### [EXERCISE AIM]
Locate and copy all lines bearing the word "Housing".

### [RECORDS PROVIDED]
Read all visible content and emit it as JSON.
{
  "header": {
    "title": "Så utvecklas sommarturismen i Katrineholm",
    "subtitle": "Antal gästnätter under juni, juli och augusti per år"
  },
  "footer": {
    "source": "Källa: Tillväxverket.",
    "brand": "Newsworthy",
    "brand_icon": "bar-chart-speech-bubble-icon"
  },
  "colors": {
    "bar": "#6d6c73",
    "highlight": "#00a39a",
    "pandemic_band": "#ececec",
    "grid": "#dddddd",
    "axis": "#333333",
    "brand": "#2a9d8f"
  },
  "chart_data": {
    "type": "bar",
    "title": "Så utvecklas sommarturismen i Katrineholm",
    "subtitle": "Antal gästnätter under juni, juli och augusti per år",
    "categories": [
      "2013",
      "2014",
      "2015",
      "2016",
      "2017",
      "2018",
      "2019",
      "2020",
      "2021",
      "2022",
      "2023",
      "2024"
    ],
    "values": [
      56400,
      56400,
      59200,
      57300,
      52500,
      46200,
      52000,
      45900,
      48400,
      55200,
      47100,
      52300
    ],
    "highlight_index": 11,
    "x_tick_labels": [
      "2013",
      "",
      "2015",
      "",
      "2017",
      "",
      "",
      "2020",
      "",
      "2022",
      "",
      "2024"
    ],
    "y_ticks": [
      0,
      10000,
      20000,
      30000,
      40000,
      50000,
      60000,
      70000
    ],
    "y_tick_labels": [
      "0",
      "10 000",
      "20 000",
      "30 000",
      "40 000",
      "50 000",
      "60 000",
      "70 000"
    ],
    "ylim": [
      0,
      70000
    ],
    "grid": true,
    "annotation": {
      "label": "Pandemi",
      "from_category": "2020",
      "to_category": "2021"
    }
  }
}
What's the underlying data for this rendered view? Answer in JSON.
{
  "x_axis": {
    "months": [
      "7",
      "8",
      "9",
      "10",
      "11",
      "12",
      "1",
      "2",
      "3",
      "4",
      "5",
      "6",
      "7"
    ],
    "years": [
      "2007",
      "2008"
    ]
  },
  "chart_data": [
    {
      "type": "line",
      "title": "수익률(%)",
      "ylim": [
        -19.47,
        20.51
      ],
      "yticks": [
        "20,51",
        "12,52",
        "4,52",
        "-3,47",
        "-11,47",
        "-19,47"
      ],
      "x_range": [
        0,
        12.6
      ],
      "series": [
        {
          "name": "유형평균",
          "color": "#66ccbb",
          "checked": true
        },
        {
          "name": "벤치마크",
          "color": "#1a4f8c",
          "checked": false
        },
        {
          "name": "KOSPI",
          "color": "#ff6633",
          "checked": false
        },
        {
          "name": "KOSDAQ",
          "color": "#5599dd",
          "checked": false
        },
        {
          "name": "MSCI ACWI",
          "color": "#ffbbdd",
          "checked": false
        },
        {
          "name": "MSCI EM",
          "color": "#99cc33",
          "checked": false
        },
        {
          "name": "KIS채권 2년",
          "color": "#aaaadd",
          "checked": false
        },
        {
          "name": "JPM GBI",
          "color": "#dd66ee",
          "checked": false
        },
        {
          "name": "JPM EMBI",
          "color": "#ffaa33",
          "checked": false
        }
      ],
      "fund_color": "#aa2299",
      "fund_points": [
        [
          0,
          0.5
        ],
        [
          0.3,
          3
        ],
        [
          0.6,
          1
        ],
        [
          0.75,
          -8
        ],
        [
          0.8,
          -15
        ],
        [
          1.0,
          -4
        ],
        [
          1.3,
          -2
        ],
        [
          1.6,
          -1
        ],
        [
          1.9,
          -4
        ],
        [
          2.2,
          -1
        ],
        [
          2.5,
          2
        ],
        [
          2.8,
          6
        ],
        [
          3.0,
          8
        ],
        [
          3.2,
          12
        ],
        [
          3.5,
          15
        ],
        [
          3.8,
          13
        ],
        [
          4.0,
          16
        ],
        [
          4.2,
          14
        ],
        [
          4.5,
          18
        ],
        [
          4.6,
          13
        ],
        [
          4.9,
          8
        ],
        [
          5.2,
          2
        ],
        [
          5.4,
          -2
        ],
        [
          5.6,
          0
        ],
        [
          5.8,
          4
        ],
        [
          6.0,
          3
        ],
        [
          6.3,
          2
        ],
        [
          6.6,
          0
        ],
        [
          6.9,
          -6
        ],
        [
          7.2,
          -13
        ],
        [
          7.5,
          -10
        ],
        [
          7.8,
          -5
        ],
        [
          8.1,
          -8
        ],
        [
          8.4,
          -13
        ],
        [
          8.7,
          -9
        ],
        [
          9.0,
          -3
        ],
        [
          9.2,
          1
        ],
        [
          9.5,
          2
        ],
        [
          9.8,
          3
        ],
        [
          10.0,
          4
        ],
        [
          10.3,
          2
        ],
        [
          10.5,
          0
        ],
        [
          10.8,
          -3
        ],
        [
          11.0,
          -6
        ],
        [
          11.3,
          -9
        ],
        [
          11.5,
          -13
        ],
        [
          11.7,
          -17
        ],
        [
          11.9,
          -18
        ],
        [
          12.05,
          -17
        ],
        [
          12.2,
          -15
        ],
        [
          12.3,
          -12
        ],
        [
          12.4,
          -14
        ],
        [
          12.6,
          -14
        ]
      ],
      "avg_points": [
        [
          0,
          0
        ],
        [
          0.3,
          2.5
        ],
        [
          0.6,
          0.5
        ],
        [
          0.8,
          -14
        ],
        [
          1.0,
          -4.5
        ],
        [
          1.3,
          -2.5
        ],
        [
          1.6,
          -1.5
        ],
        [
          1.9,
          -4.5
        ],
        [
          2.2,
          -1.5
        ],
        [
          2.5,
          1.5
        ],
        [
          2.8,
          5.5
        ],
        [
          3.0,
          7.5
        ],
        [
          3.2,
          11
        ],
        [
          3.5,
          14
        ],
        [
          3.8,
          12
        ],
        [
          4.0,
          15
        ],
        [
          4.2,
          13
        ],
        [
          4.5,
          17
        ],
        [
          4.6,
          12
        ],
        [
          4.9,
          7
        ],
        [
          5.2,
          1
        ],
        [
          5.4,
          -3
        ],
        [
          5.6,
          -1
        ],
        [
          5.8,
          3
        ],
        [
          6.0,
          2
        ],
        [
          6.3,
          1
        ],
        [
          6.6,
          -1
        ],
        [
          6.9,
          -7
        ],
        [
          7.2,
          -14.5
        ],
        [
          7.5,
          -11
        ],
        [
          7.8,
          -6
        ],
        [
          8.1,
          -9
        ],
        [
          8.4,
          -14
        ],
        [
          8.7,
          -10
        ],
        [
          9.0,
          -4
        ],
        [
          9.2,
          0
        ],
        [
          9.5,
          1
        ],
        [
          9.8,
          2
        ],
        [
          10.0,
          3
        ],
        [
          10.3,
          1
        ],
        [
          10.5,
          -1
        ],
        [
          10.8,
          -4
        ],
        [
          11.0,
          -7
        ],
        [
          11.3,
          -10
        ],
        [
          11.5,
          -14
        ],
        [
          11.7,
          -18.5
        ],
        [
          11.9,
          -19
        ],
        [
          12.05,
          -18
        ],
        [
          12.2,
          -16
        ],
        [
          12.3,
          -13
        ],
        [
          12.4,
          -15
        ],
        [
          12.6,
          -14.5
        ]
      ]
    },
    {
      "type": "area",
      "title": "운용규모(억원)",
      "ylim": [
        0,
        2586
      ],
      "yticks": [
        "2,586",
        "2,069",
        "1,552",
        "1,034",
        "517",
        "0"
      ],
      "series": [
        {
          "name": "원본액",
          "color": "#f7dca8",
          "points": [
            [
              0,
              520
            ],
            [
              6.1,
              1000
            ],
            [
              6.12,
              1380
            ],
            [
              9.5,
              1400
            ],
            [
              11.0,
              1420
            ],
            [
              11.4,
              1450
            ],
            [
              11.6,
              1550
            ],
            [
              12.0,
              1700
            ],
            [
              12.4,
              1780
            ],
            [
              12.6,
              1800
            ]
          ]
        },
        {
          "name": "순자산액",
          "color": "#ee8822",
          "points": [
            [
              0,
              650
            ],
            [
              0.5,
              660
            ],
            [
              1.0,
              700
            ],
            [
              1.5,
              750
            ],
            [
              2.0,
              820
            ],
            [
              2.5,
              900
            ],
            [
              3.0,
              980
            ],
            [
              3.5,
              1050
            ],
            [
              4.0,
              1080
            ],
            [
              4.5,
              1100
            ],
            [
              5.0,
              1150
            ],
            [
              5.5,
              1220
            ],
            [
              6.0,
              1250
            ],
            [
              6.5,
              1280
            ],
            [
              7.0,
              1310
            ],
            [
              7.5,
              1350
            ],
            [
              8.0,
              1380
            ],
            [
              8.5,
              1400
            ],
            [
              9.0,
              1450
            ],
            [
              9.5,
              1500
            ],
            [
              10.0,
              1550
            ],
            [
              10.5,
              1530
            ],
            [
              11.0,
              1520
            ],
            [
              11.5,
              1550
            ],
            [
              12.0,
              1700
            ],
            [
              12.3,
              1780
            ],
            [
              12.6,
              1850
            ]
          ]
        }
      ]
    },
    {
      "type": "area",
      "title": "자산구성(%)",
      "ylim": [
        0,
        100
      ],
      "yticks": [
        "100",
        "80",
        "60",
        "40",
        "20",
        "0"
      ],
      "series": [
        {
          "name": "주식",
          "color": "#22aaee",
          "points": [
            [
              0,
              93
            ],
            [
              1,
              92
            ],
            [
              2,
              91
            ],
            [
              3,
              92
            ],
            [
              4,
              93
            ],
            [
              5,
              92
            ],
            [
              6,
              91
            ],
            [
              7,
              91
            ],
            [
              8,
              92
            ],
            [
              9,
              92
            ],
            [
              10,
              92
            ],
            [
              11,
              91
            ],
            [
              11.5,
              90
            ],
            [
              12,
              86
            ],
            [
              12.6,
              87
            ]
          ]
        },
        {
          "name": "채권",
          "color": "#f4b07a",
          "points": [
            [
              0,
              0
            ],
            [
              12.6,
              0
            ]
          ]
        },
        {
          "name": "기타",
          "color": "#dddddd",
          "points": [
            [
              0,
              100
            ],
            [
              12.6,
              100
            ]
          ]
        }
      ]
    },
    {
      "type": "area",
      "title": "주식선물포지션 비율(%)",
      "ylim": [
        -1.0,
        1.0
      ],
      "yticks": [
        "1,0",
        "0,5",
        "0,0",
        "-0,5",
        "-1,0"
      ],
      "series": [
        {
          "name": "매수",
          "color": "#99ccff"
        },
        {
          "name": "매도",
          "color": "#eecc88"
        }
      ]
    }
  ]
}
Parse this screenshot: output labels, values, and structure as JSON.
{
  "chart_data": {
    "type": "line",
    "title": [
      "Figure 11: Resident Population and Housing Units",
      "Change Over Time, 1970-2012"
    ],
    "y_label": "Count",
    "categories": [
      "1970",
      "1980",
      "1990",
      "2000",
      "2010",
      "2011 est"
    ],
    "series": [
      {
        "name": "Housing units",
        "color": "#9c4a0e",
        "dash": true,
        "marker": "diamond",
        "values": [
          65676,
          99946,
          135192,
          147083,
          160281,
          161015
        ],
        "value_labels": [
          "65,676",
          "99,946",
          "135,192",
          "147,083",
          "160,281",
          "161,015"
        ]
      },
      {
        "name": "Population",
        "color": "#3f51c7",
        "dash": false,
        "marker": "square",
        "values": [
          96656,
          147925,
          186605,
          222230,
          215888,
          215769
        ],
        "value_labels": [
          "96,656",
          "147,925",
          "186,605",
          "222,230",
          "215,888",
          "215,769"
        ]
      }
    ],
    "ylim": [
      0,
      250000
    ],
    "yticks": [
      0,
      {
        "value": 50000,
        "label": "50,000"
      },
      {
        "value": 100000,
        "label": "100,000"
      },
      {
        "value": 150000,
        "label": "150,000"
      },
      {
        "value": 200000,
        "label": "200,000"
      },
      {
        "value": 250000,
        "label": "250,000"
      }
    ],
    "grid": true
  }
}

### [ANSWER TO THE EXERCISE]
      "Figure 11: Resident Population and Housing Units",
        "name": "Housing units",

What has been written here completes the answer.